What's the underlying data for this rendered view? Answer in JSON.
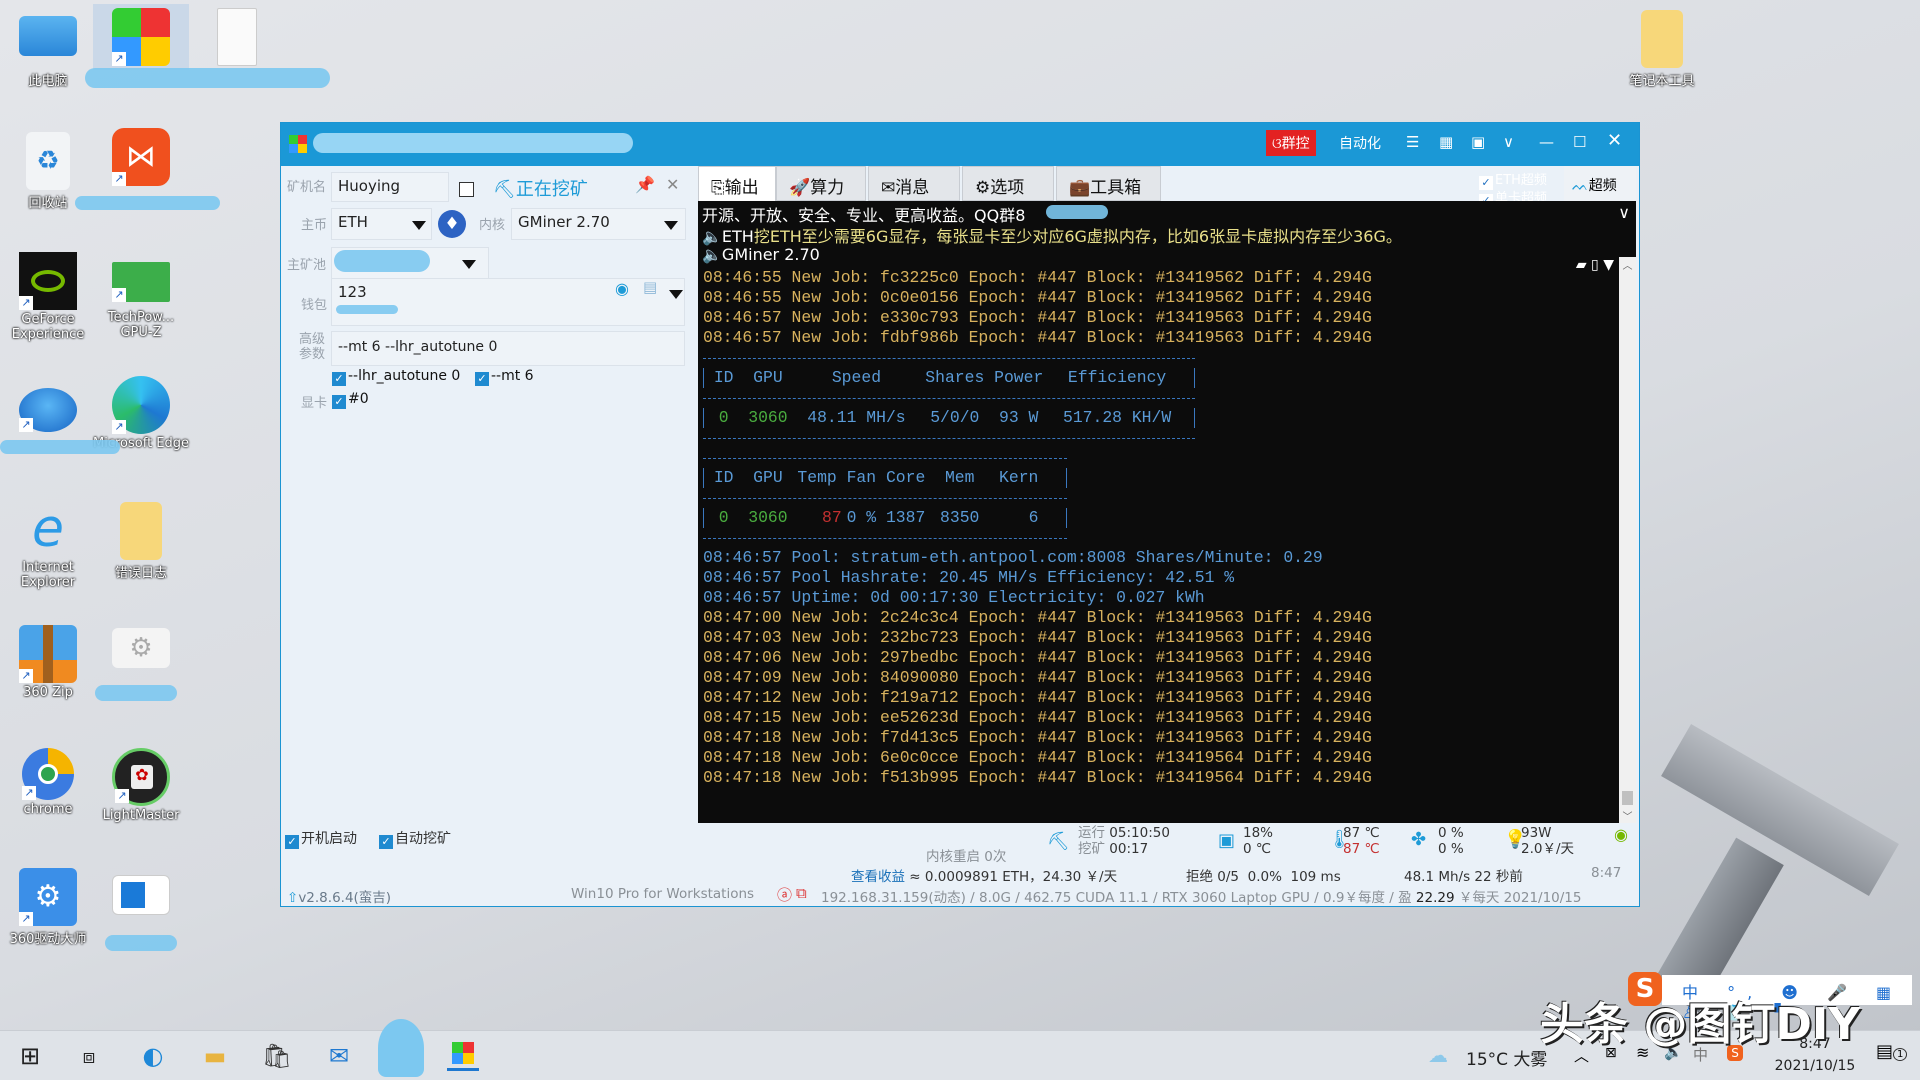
{
  "desktop": {
    "icons": [
      {
        "label": "此电脑"
      },
      {
        "label": "回收站"
      },
      {
        "label": "GeForce Experience"
      },
      {
        "label": "Internet Explorer"
      },
      {
        "label": "360 Zip"
      },
      {
        "label": "chrome"
      },
      {
        "label": "360驱动大师"
      },
      {
        "label": "TechPow... GPU-Z"
      },
      {
        "label": "Microsoft Edge"
      },
      {
        "label": "错误日志"
      },
      {
        "label": "LightMaster"
      },
      {
        "label": "笔记本工具"
      }
    ]
  },
  "window": {
    "title_buttons": {
      "group": "群控",
      "auto": "自动化"
    },
    "left": {
      "miner_name_label": "矿机名",
      "miner_name": "Huoying",
      "status": "正在挖矿",
      "coin_label": "主币",
      "coin": "ETH",
      "kernel_label": "内核",
      "kernel": "GMiner 2.70",
      "pool_label": "主矿池",
      "wallet_label": "钱包",
      "wallet": "123",
      "params_label_1": "高级",
      "params_label_2": "参数",
      "params": "--mt 6 --lhr_autotune 0",
      "opt1": "--lhr_autotune 0",
      "opt2": "--mt 6",
      "gpu_label": "显卡",
      "gpu": "#0",
      "autostart": "开机启动",
      "automine": "自动挖矿"
    },
    "tabs": [
      "输出",
      "算力",
      "消息",
      "选项",
      "工具箱"
    ],
    "oc": {
      "eth_oc": "ETH超频",
      "card_oc": "单卡超频",
      "oc_button": "超频"
    },
    "announcements": [
      "开源、开放、安全、专业、更高收益。QQ群8",
      "挖ETH至少需要6G显存，每张显卡至少对应6G虚拟内存，比如6张显卡虚拟内存至少36G。",
      "GMiner 2.70"
    ],
    "ann_prefix": "ETH",
    "log_top": [
      "08:46:55 New Job: fc3225c0 Epoch: #447 Block: #13419562 Diff: 4.294G",
      "08:46:55 New Job: 0c0e0156 Epoch: #447 Block: #13419562 Diff: 4.294G",
      "08:46:57 New Job: e330c793 Epoch: #447 Block: #13419563 Diff: 4.294G",
      "08:46:57 New Job: fdbf986b Epoch: #447 Block: #13419563 Diff: 4.294G"
    ],
    "table1": {
      "headers": [
        "ID",
        "GPU",
        "Speed",
        "Shares",
        "Power",
        "Efficiency"
      ],
      "row": [
        "0",
        "3060",
        "48.11 MH/s",
        "5/0/0",
        "93 W",
        "517.28 KH/W"
      ]
    },
    "table2": {
      "headers": [
        "ID",
        "GPU",
        "Temp",
        "Fan",
        "Core",
        "Mem",
        "Kern"
      ],
      "row": [
        "0",
        "3060",
        "87",
        "0 %",
        "1387",
        "8350",
        "6"
      ]
    },
    "log_info": [
      "08:46:57 Pool: stratum-eth.antpool.com:8008 Shares/Minute: 0.29",
      "08:46:57 Pool Hashrate: 20.45 MH/s Efficiency: 42.51 %",
      "08:46:57 Uptime: 0d 00:17:30 Electricity: 0.027 kWh"
    ],
    "log_bottom": [
      "08:47:00 New Job: 2c24c3c4 Epoch: #447 Block: #13419563 Diff: 4.294G",
      "08:47:03 New Job: 232bc723 Epoch: #447 Block: #13419563 Diff: 4.294G",
      "08:47:06 New Job: 297bedbc Epoch: #447 Block: #13419563 Diff: 4.294G",
      "08:47:09 New Job: 84090080 Epoch: #447 Block: #13419563 Diff: 4.294G",
      "08:47:12 New Job: f219a712 Epoch: #447 Block: #13419563 Diff: 4.294G",
      "08:47:15 New Job: ee52623d Epoch: #447 Block: #13419563 Diff: 4.294G",
      "08:47:18 New Job: f7d413c5 Epoch: #447 Block: #13419563 Diff: 4.294G",
      "08:47:18 New Job: 6e0c0cce Epoch: #447 Block: #13419564 Diff: 4.294G",
      "08:47:18 New Job: f513b995 Epoch: #447 Block: #13419564 Diff: 4.294G"
    ],
    "status": {
      "run_label": "运行",
      "run_time": "05:10:50",
      "mine_label": "挖矿",
      "mine_time": "00:17",
      "cpu_usage": "18%",
      "cpu_temp": "0 ℃",
      "gpu_temp1": "87 ℃",
      "gpu_temp2": "87 ℃",
      "fan1": "0 %",
      "fan2": "0 %",
      "power": "93W",
      "power_cost": "2.0￥/天",
      "restart": "内核重启 0次",
      "earnings_link": "查看收益",
      "earnings": "≈ 0.0009891 ETH，24.30 ￥/天",
      "reject": "拒绝 0/5  0.0%  109 ms",
      "hashrate": "48.1 Mh/s 22 秒前",
      "time": "8:47",
      "version": "v2.8.6.4(蛮吉)",
      "os": "Win10 Pro for Workstations",
      "sysinfo": "192.168.31.159(动态) / 8.0G / 462.75 CUDA 11.1 / RTX 3060 Laptop GPU / 0.9￥每度 / 盈",
      "profit": "22.29",
      "profit_unit": "￥每天",
      "date": "2021/10/15"
    }
  },
  "taskbar": {
    "weather": "15°C 大雾",
    "ime": "中",
    "clock_time": "8:47",
    "clock_date": "2021/10/15",
    "notifications": "1"
  },
  "watermark": "头条 @图钉DIY",
  "colors": {
    "accent": "#1b98d6",
    "job": "#d8b25e",
    "info": "#5a9ad6",
    "green": "#4aad3f",
    "red": "#c43030"
  }
}
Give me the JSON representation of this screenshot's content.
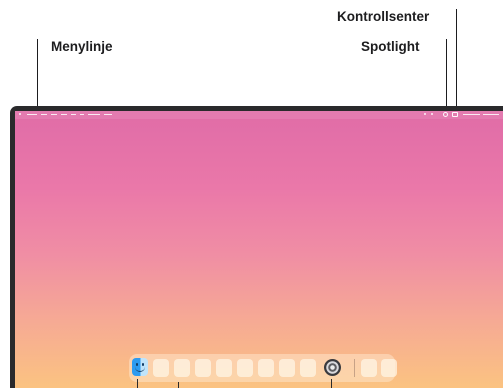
{
  "callouts": {
    "menubar": "Menylinje",
    "spotlight": "Spotlight",
    "control_centre": "Kontrollsenter"
  },
  "icons": {
    "finder": "finder-icon",
    "system_settings": "system-settings-icon",
    "spotlight": "magnifying-glass-icon",
    "control_centre": "control-centre-icon"
  },
  "colors": {
    "wallpaper_top": "#e06ca7",
    "wallpaper_bottom": "#fbc381",
    "frame": "#2a2a2c",
    "label_text": "#1d1d1f"
  },
  "dock": {
    "placeholder_app_count_before_settings": 9,
    "placeholder_app_count_after_divider": 2
  }
}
============
» Objective
Write out the listing above exactly as it stands, pictures excluded.

» The solution
What's the underlying data for this rendered view? Answer in JSON.
{
  "desktop": {
    "icons": [
      {
        "label": "此电脑"
      },
      {
        "label": "回收站"
      },
      {
        "label": "GeForce Experience"
      },
      {
        "label": "Internet Explorer"
      },
      {
        "label": "360 Zip"
      },
      {
        "label": "chrome"
      },
      {
        "label": "360驱动大师"
      },
      {
        "label": "TechPow... GPU-Z"
      },
      {
        "label": "Microsoft Edge"
      },
      {
        "label": "错误日志"
      },
      {
        "label": "LightMaster"
      },
      {
        "label": "笔记本工具"
      }
    ]
  },
  "window": {
    "title_buttons": {
      "group": "群控",
      "auto": "自动化"
    },
    "left": {
      "miner_name_label": "矿机名",
      "miner_name": "Huoying",
      "status": "正在挖矿",
      "coin_label": "主币",
      "coin": "ETH",
      "kernel_label": "内核",
      "kernel": "GMiner 2.70",
      "pool_label": "主矿池",
      "wallet_label": "钱包",
      "wallet": "123",
      "params_label_1": "高级",
      "params_label_2": "参数",
      "params": "--mt 6 --lhr_autotune 0",
      "opt1": "--lhr_autotune 0",
      "opt2": "--mt 6",
      "gpu_label": "显卡",
      "gpu": "#0",
      "autostart": "开机启动",
      "automine": "自动挖矿"
    },
    "tabs": [
      "输出",
      "算力",
      "消息",
      "选项",
      "工具箱"
    ],
    "oc": {
      "eth_oc": "ETH超频",
      "card_oc": "单卡超频",
      "oc_button": "超频"
    },
    "announcements": [
      "开源、开放、安全、专业、更高收益。QQ群8",
      "挖ETH至少需要6G显存，每张显卡至少对应6G虚拟内存，比如6张显卡虚拟内存至少36G。",
      "GMiner 2.70"
    ],
    "ann_prefix": "ETH",
    "log_top": [
      "08:46:55 New Job: fc3225c0 Epoch: #447 Block: #13419562 Diff: 4.294G",
      "08:46:55 New Job: 0c0e0156 Epoch: #447 Block: #13419562 Diff: 4.294G",
      "08:46:57 New Job: e330c793 Epoch: #447 Block: #13419563 Diff: 4.294G",
      "08:46:57 New Job: fdbf986b Epoch: #447 Block: #13419563 Diff: 4.294G"
    ],
    "table1": {
      "headers": [
        "ID",
        "GPU",
        "Speed",
        "Shares",
        "Power",
        "Efficiency"
      ],
      "row": [
        "0",
        "3060",
        "48.11 MH/s",
        "5/0/0",
        "93 W",
        "517.28 KH/W"
      ]
    },
    "table2": {
      "headers": [
        "ID",
        "GPU",
        "Temp",
        "Fan",
        "Core",
        "Mem",
        "Kern"
      ],
      "row": [
        "0",
        "3060",
        "87",
        "0 %",
        "1387",
        "8350",
        "6"
      ]
    },
    "log_info": [
      "08:46:57 Pool: stratum-eth.antpool.com:8008 Shares/Minute: 0.29",
      "08:46:57 Pool Hashrate: 20.45 MH/s Efficiency: 42.51 %",
      "08:46:57 Uptime: 0d 00:17:30 Electricity: 0.027 kWh"
    ],
    "log_bottom": [
      "08:47:00 New Job: 2c24c3c4 Epoch: #447 Block: #13419563 Diff: 4.294G",
      "08:47:03 New Job: 232bc723 Epoch: #447 Block: #13419563 Diff: 4.294G",
      "08:47:06 New Job: 297bedbc Epoch: #447 Block: #13419563 Diff: 4.294G",
      "08:47:09 New Job: 84090080 Epoch: #447 Block: #13419563 Diff: 4.294G",
      "08:47:12 New Job: f219a712 Epoch: #447 Block: #13419563 Diff: 4.294G",
      "08:47:15 New Job: ee52623d Epoch: #447 Block: #13419563 Diff: 4.294G",
      "08:47:18 New Job: f7d413c5 Epoch: #447 Block: #13419563 Diff: 4.294G",
      "08:47:18 New Job: 6e0c0cce Epoch: #447 Block: #13419564 Diff: 4.294G",
      "08:47:18 New Job: f513b995 Epoch: #447 Block: #13419564 Diff: 4.294G"
    ],
    "status": {
      "run_label": "运行",
      "run_time": "05:10:50",
      "mine_label": "挖矿",
      "mine_time": "00:17",
      "cpu_usage": "18%",
      "cpu_temp": "0 ℃",
      "gpu_temp1": "87 ℃",
      "gpu_temp2": "87 ℃",
      "fan1": "0 %",
      "fan2": "0 %",
      "power": "93W",
      "power_cost": "2.0￥/天",
      "restart": "内核重启 0次",
      "earnings_link": "查看收益",
      "earnings": "≈ 0.0009891 ETH，24.30 ￥/天",
      "reject": "拒绝 0/5  0.0%  109 ms",
      "hashrate": "48.1 Mh/s 22 秒前",
      "time": "8:47",
      "version": "v2.8.6.4(蛮吉)",
      "os": "Win10 Pro for Workstations",
      "sysinfo": "192.168.31.159(动态) / 8.0G / 462.75 CUDA 11.1 / RTX 3060 Laptop GPU / 0.9￥每度 / 盈",
      "profit": "22.29",
      "profit_unit": "￥每天",
      "date": "2021/10/15"
    }
  },
  "taskbar": {
    "weather": "15°C 大雾",
    "ime": "中",
    "clock_time": "8:47",
    "clock_date": "2021/10/15",
    "notifications": "1"
  },
  "watermark": "头条 @图钉DIY",
  "colors": {
    "accent": "#1b98d6",
    "job": "#d8b25e",
    "info": "#5a9ad6",
    "green": "#4aad3f",
    "red": "#c43030"
  }
}
Give me the JSON representation of this screenshot's content.
{
  "callouts": {
    "menubar": "Menylinje",
    "spotlight": "Spotlight",
    "control_centre": "Kontrollsenter"
  },
  "icons": {
    "finder": "finder-icon",
    "system_settings": "system-settings-icon",
    "spotlight": "magnifying-glass-icon",
    "control_centre": "control-centre-icon"
  },
  "colors": {
    "wallpaper_top": "#e06ca7",
    "wallpaper_bottom": "#fbc381",
    "frame": "#2a2a2c",
    "label_text": "#1d1d1f"
  },
  "dock": {
    "placeholder_app_count_before_settings": 9,
    "placeholder_app_count_after_divider": 2
  }
}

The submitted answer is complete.